Entries with figure data:
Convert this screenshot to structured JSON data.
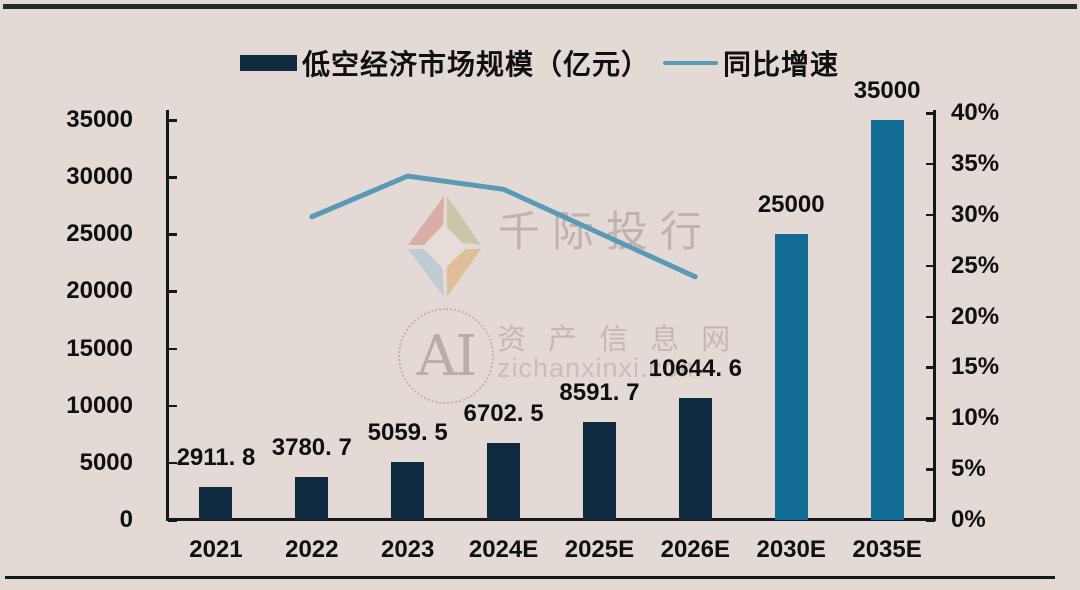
{
  "legend": [
    {
      "label": "低空经济市场规模（亿元）",
      "swatch": "bar"
    },
    {
      "label": "同比增速",
      "swatch": "line"
    }
  ],
  "watermark": {
    "brand": "千际投行",
    "ai_monogram": "AI",
    "site_name": "资 产 信 息 网",
    "site_url": "zichanxinxi.com"
  },
  "colors": {
    "background": "#e3dad6",
    "bar_navy": "#0f2a3e",
    "bar_teal": "#116b94",
    "growth_line": "#5b9ab4",
    "axis": "#15181a",
    "text": "#101010"
  },
  "chart_data": {
    "type": "bar+line",
    "categories": [
      "2021",
      "2022",
      "2023",
      "2024E",
      "2025E",
      "2026E",
      "2030E",
      "2035E"
    ],
    "series": [
      {
        "name": "低空经济市场规模（亿元）",
        "type": "bar",
        "axis": "left",
        "values": [
          2911.8,
          3780.7,
          5059.5,
          6702.5,
          8591.7,
          10644.6,
          25000,
          35000
        ],
        "value_labels": [
          "2911. 8",
          "3780. 7",
          "5059. 5",
          "6702. 5",
          "8591. 7",
          "10644. 6",
          "25000",
          "35000"
        ],
        "colors": [
          "#0f2a3e",
          "#0f2a3e",
          "#0f2a3e",
          "#0f2a3e",
          "#0f2a3e",
          "#0f2a3e",
          "#116b94",
          "#116b94"
        ]
      },
      {
        "name": "同比增速",
        "type": "line",
        "axis": "right",
        "values": [
          null,
          29.8,
          33.8,
          32.5,
          28.2,
          23.9,
          null,
          null
        ]
      }
    ],
    "left_axis": {
      "min": 0,
      "max": 35000,
      "step": 5000,
      "tick_labels": [
        "0",
        "5000",
        "10000",
        "15000",
        "20000",
        "25000",
        "30000",
        "35000"
      ]
    },
    "right_axis": {
      "min": 0,
      "max": 40,
      "step": 5,
      "tick_labels": [
        "0%",
        "5%",
        "10%",
        "15%",
        "20%",
        "25%",
        "30%",
        "35%",
        "40%"
      ]
    },
    "title": "",
    "grid": false,
    "legend_position": "top"
  }
}
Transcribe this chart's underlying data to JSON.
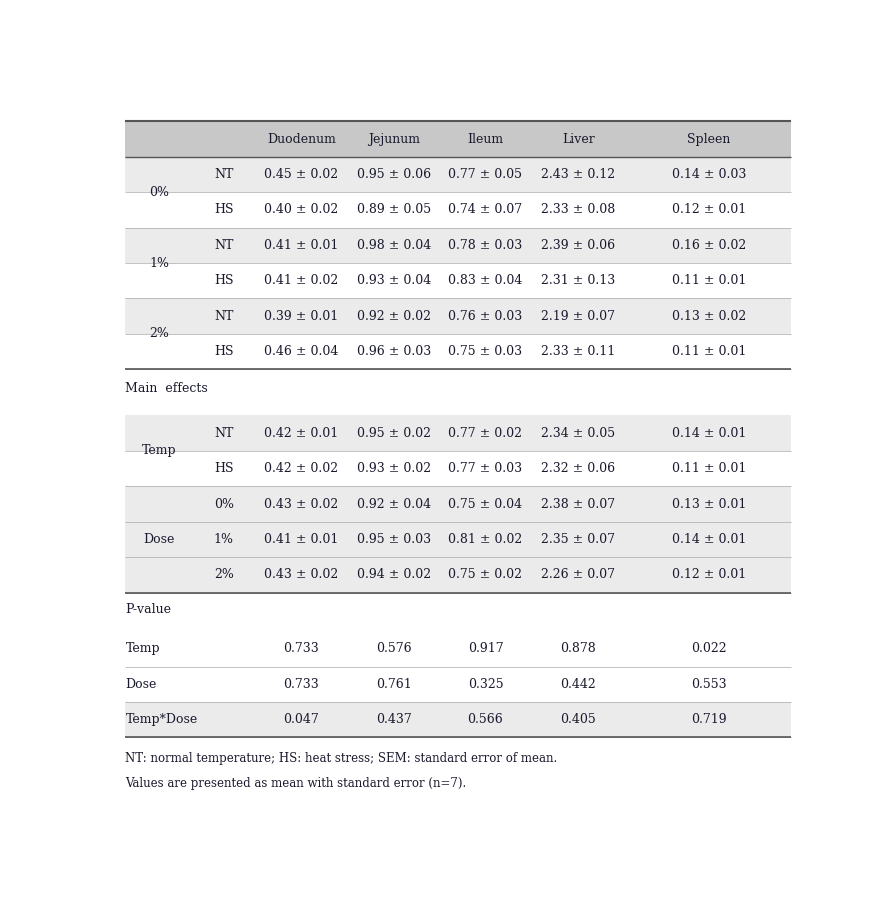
{
  "columns": [
    "Duodenum",
    "Jejunum",
    "Ileum",
    "Liver",
    "Spleen"
  ],
  "header_bg": "#c8c8c8",
  "shaded_bg": "#ebebeb",
  "white_bg": "#ffffff",
  "rows": [
    {
      "group": "0%",
      "subgroup": "NT",
      "vals": [
        "0.45 ± 0.02",
        "0.95 ± 0.06",
        "0.77 ± 0.05",
        "2.43 ± 0.12",
        "0.14 ± 0.03"
      ],
      "shaded": true,
      "show_group": false
    },
    {
      "group": "0%",
      "subgroup": "HS",
      "vals": [
        "0.40 ± 0.02",
        "0.89 ± 0.05",
        "0.74 ± 0.07",
        "2.33 ± 0.08",
        "0.12 ± 0.01"
      ],
      "shaded": false,
      "show_group": true
    },
    {
      "group": "1%",
      "subgroup": "NT",
      "vals": [
        "0.41 ± 0.01",
        "0.98 ± 0.04",
        "0.78 ± 0.03",
        "2.39 ± 0.06",
        "0.16 ± 0.02"
      ],
      "shaded": true,
      "show_group": false
    },
    {
      "group": "1%",
      "subgroup": "HS",
      "vals": [
        "0.41 ± 0.02",
        "0.93 ± 0.04",
        "0.83 ± 0.04",
        "2.31 ± 0.13",
        "0.11 ± 0.01"
      ],
      "shaded": false,
      "show_group": true
    },
    {
      "group": "2%",
      "subgroup": "NT",
      "vals": [
        "0.39 ± 0.01",
        "0.92 ± 0.02",
        "0.76 ± 0.03",
        "2.19 ± 0.07",
        "0.13 ± 0.02"
      ],
      "shaded": true,
      "show_group": false
    },
    {
      "group": "2%",
      "subgroup": "HS",
      "vals": [
        "0.46 ± 0.04",
        "0.96 ± 0.03",
        "0.75 ± 0.03",
        "2.33 ± 0.11",
        "0.11 ± 0.01"
      ],
      "shaded": false,
      "show_group": true
    }
  ],
  "main_effects_rows": [
    {
      "group": "Temp",
      "subgroup": "NT",
      "vals": [
        "0.42 ± 0.01",
        "0.95 ± 0.02",
        "0.77 ± 0.02",
        "2.34 ± 0.05",
        "0.14 ± 0.01"
      ],
      "shaded": true,
      "show_group": false
    },
    {
      "group": "Temp",
      "subgroup": "HS",
      "vals": [
        "0.42 ± 0.02",
        "0.93 ± 0.02",
        "0.77 ± 0.03",
        "2.32 ± 0.06",
        "0.11 ± 0.01"
      ],
      "shaded": false,
      "show_group": true
    },
    {
      "group": "Dose",
      "subgroup": "0%",
      "vals": [
        "0.43 ± 0.02",
        "0.92 ± 0.04",
        "0.75 ± 0.04",
        "2.38 ± 0.07",
        "0.13 ± 0.01"
      ],
      "shaded": true,
      "show_group": true
    },
    {
      "group": "Dose",
      "subgroup": "1%",
      "vals": [
        "0.41 ± 0.01",
        "0.95 ± 0.03",
        "0.81 ± 0.02",
        "2.35 ± 0.07",
        "0.14 ± 0.01"
      ],
      "shaded": true,
      "show_group": false
    },
    {
      "group": "Dose",
      "subgroup": "2%",
      "vals": [
        "0.43 ± 0.02",
        "0.94 ± 0.02",
        "0.75 ± 0.02",
        "2.26 ± 0.07",
        "0.12 ± 0.01"
      ],
      "shaded": true,
      "show_group": false
    }
  ],
  "pvalue_rows": [
    {
      "label": "Temp",
      "vals": [
        "0.733",
        "0.576",
        "0.917",
        "0.878",
        "0.022"
      ],
      "shaded": false
    },
    {
      "label": "Dose",
      "vals": [
        "0.733",
        "0.761",
        "0.325",
        "0.442",
        "0.553"
      ],
      "shaded": false
    },
    {
      "label": "Temp*Dose",
      "vals": [
        "0.047",
        "0.437",
        "0.566",
        "0.405",
        "0.719"
      ],
      "shaded": true
    }
  ],
  "footnote1": "NT: normal temperature; HS: heat stress; SEM: standard error of mean.",
  "footnote2": "Values are presented as mean with standard error (n=7).",
  "font_size": 9.0,
  "header_font_size": 9.0
}
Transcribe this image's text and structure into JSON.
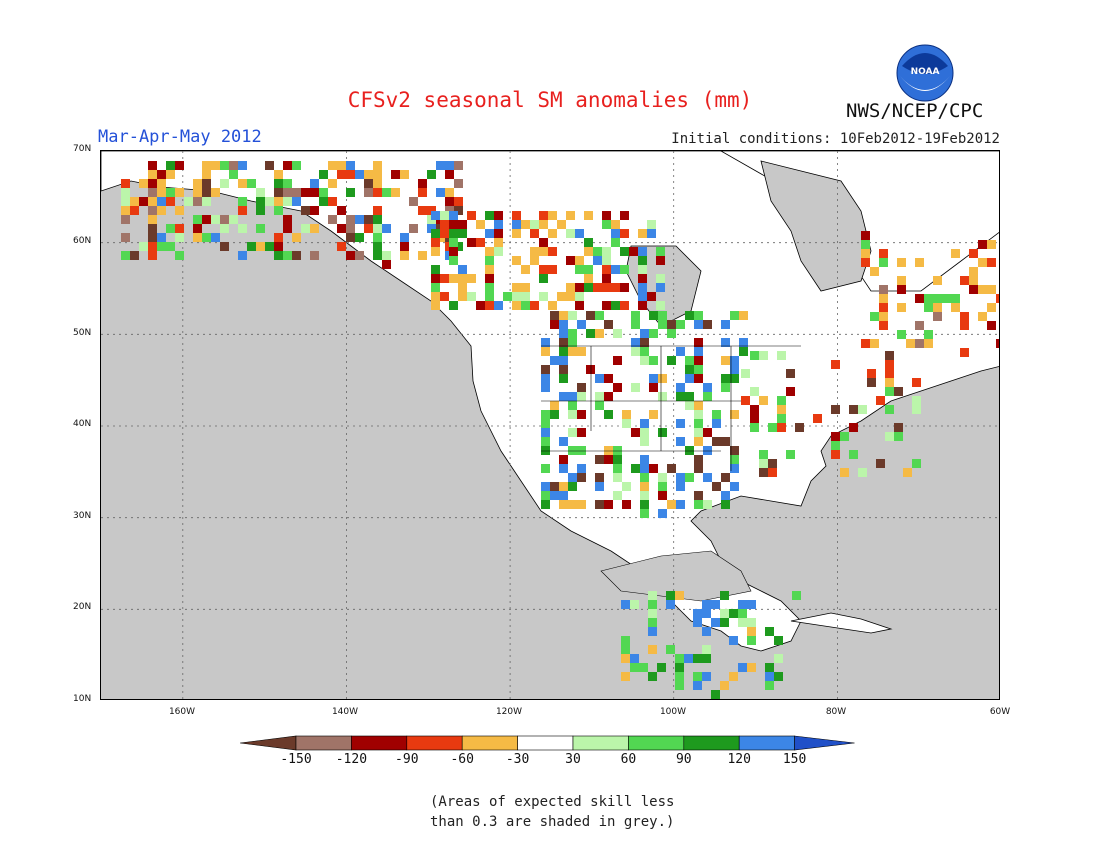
{
  "header": {
    "title": "CFSv2 seasonal SM anomalies (mm)",
    "period": "Mar-Apr-May 2012",
    "initial_conditions": "Initial conditions: 10Feb2012-19Feb2012",
    "organization": "NWS/NCEP/CPC",
    "logo_text": "NOAA"
  },
  "map": {
    "lat_labels": [
      "70N",
      "60N",
      "50N",
      "40N",
      "30N",
      "20N",
      "10N"
    ],
    "lon_labels": [
      "160W",
      "140W",
      "120W",
      "100W",
      "80W",
      "60W"
    ],
    "lat_range": [
      10,
      70
    ],
    "lon_range": [
      -170,
      -60
    ],
    "masked_color": "#c8c8c8"
  },
  "colorbar": {
    "ticks": [
      "-150",
      "-120",
      "-90",
      "-60",
      "-30",
      "30",
      "60",
      "90",
      "120",
      "150"
    ],
    "colors": [
      "#6b3a2a",
      "#a07468",
      "#a00000",
      "#e83a10",
      "#f5ba45",
      "#ffffff",
      "#bbf5aa",
      "#52d752",
      "#1e9a1e",
      "#3c86e6",
      "#2050c8"
    ]
  },
  "footnote": {
    "line1": "(Areas of expected skill less",
    "line2": "than 0.3 are shaded in grey.)"
  }
}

Exercise goal: Quote every entry exactly, with the pictures omitted.

Written solution:
Convert this screenshot to structured JSON data.
{
  "legend": [
    {
      "label": "低空经济市场规模（亿元）",
      "swatch": "bar"
    },
    {
      "label": "同比增速",
      "swatch": "line"
    }
  ],
  "watermark": {
    "brand": "千际投行",
    "ai_monogram": "AI",
    "site_name": "资 产 信 息 网",
    "site_url": "zichanxinxi.com"
  },
  "colors": {
    "background": "#e3dad6",
    "bar_navy": "#0f2a3e",
    "bar_teal": "#116b94",
    "growth_line": "#5b9ab4",
    "axis": "#15181a",
    "text": "#101010"
  },
  "chart_data": {
    "type": "bar+line",
    "categories": [
      "2021",
      "2022",
      "2023",
      "2024E",
      "2025E",
      "2026E",
      "2030E",
      "2035E"
    ],
    "series": [
      {
        "name": "低空经济市场规模（亿元）",
        "type": "bar",
        "axis": "left",
        "values": [
          2911.8,
          3780.7,
          5059.5,
          6702.5,
          8591.7,
          10644.6,
          25000,
          35000
        ],
        "value_labels": [
          "2911. 8",
          "3780. 7",
          "5059. 5",
          "6702. 5",
          "8591. 7",
          "10644. 6",
          "25000",
          "35000"
        ],
        "colors": [
          "#0f2a3e",
          "#0f2a3e",
          "#0f2a3e",
          "#0f2a3e",
          "#0f2a3e",
          "#0f2a3e",
          "#116b94",
          "#116b94"
        ]
      },
      {
        "name": "同比增速",
        "type": "line",
        "axis": "right",
        "values": [
          null,
          29.8,
          33.8,
          32.5,
          28.2,
          23.9,
          null,
          null
        ]
      }
    ],
    "left_axis": {
      "min": 0,
      "max": 35000,
      "step": 5000,
      "tick_labels": [
        "0",
        "5000",
        "10000",
        "15000",
        "20000",
        "25000",
        "30000",
        "35000"
      ]
    },
    "right_axis": {
      "min": 0,
      "max": 40,
      "step": 5,
      "tick_labels": [
        "0%",
        "5%",
        "10%",
        "15%",
        "20%",
        "25%",
        "30%",
        "35%",
        "40%"
      ]
    },
    "title": "",
    "grid": false,
    "legend_position": "top"
  }
}
Transcribe this chart's underlying data to JSON.
{
  "columns": [
    "Duodenum",
    "Jejunum",
    "Ileum",
    "Liver",
    "Spleen"
  ],
  "header_bg": "#c8c8c8",
  "shaded_bg": "#ebebeb",
  "white_bg": "#ffffff",
  "rows": [
    {
      "group": "0%",
      "subgroup": "NT",
      "vals": [
        "0.45 ± 0.02",
        "0.95 ± 0.06",
        "0.77 ± 0.05",
        "2.43 ± 0.12",
        "0.14 ± 0.03"
      ],
      "shaded": true,
      "show_group": false
    },
    {
      "group": "0%",
      "subgroup": "HS",
      "vals": [
        "0.40 ± 0.02",
        "0.89 ± 0.05",
        "0.74 ± 0.07",
        "2.33 ± 0.08",
        "0.12 ± 0.01"
      ],
      "shaded": false,
      "show_group": true
    },
    {
      "group": "1%",
      "subgroup": "NT",
      "vals": [
        "0.41 ± 0.01",
        "0.98 ± 0.04",
        "0.78 ± 0.03",
        "2.39 ± 0.06",
        "0.16 ± 0.02"
      ],
      "shaded": true,
      "show_group": false
    },
    {
      "group": "1%",
      "subgroup": "HS",
      "vals": [
        "0.41 ± 0.02",
        "0.93 ± 0.04",
        "0.83 ± 0.04",
        "2.31 ± 0.13",
        "0.11 ± 0.01"
      ],
      "shaded": false,
      "show_group": true
    },
    {
      "group": "2%",
      "subgroup": "NT",
      "vals": [
        "0.39 ± 0.01",
        "0.92 ± 0.02",
        "0.76 ± 0.03",
        "2.19 ± 0.07",
        "0.13 ± 0.02"
      ],
      "shaded": true,
      "show_group": false
    },
    {
      "group": "2%",
      "subgroup": "HS",
      "vals": [
        "0.46 ± 0.04",
        "0.96 ± 0.03",
        "0.75 ± 0.03",
        "2.33 ± 0.11",
        "0.11 ± 0.01"
      ],
      "shaded": false,
      "show_group": true
    }
  ],
  "main_effects_rows": [
    {
      "group": "Temp",
      "subgroup": "NT",
      "vals": [
        "0.42 ± 0.01",
        "0.95 ± 0.02",
        "0.77 ± 0.02",
        "2.34 ± 0.05",
        "0.14 ± 0.01"
      ],
      "shaded": true,
      "show_group": false
    },
    {
      "group": "Temp",
      "subgroup": "HS",
      "vals": [
        "0.42 ± 0.02",
        "0.93 ± 0.02",
        "0.77 ± 0.03",
        "2.32 ± 0.06",
        "0.11 ± 0.01"
      ],
      "shaded": false,
      "show_group": true
    },
    {
      "group": "Dose",
      "subgroup": "0%",
      "vals": [
        "0.43 ± 0.02",
        "0.92 ± 0.04",
        "0.75 ± 0.04",
        "2.38 ± 0.07",
        "0.13 ± 0.01"
      ],
      "shaded": true,
      "show_group": true
    },
    {
      "group": "Dose",
      "subgroup": "1%",
      "vals": [
        "0.41 ± 0.01",
        "0.95 ± 0.03",
        "0.81 ± 0.02",
        "2.35 ± 0.07",
        "0.14 ± 0.01"
      ],
      "shaded": true,
      "show_group": false
    },
    {
      "group": "Dose",
      "subgroup": "2%",
      "vals": [
        "0.43 ± 0.02",
        "0.94 ± 0.02",
        "0.75 ± 0.02",
        "2.26 ± 0.07",
        "0.12 ± 0.01"
      ],
      "shaded": true,
      "show_group": false
    }
  ],
  "pvalue_rows": [
    {
      "label": "Temp",
      "vals": [
        "0.733",
        "0.576",
        "0.917",
        "0.878",
        "0.022"
      ],
      "shaded": false
    },
    {
      "label": "Dose",
      "vals": [
        "0.733",
        "0.761",
        "0.325",
        "0.442",
        "0.553"
      ],
      "shaded": false
    },
    {
      "label": "Temp*Dose",
      "vals": [
        "0.047",
        "0.437",
        "0.566",
        "0.405",
        "0.719"
      ],
      "shaded": true
    }
  ],
  "footnote1": "NT: normal temperature; HS: heat stress; SEM: standard error of mean.",
  "footnote2": "Values are presented as mean with standard error (n=7).",
  "font_size": 9.0,
  "header_font_size": 9.0
}
Transcribe this image's text and structure into JSON.
{
  "header": {
    "title": "CFSv2 seasonal SM anomalies (mm)",
    "period": "Mar-Apr-May 2012",
    "initial_conditions": "Initial conditions: 10Feb2012-19Feb2012",
    "organization": "NWS/NCEP/CPC",
    "logo_text": "NOAA"
  },
  "map": {
    "lat_labels": [
      "70N",
      "60N",
      "50N",
      "40N",
      "30N",
      "20N",
      "10N"
    ],
    "lon_labels": [
      "160W",
      "140W",
      "120W",
      "100W",
      "80W",
      "60W"
    ],
    "lat_range": [
      10,
      70
    ],
    "lon_range": [
      -170,
      -60
    ],
    "masked_color": "#c8c8c8"
  },
  "colorbar": {
    "ticks": [
      "-150",
      "-120",
      "-90",
      "-60",
      "-30",
      "30",
      "60",
      "90",
      "120",
      "150"
    ],
    "colors": [
      "#6b3a2a",
      "#a07468",
      "#a00000",
      "#e83a10",
      "#f5ba45",
      "#ffffff",
      "#bbf5aa",
      "#52d752",
      "#1e9a1e",
      "#3c86e6",
      "#2050c8"
    ]
  },
  "footnote": {
    "line1": "(Areas of expected skill less",
    "line2": "than 0.3 are shaded in grey.)"
  }
}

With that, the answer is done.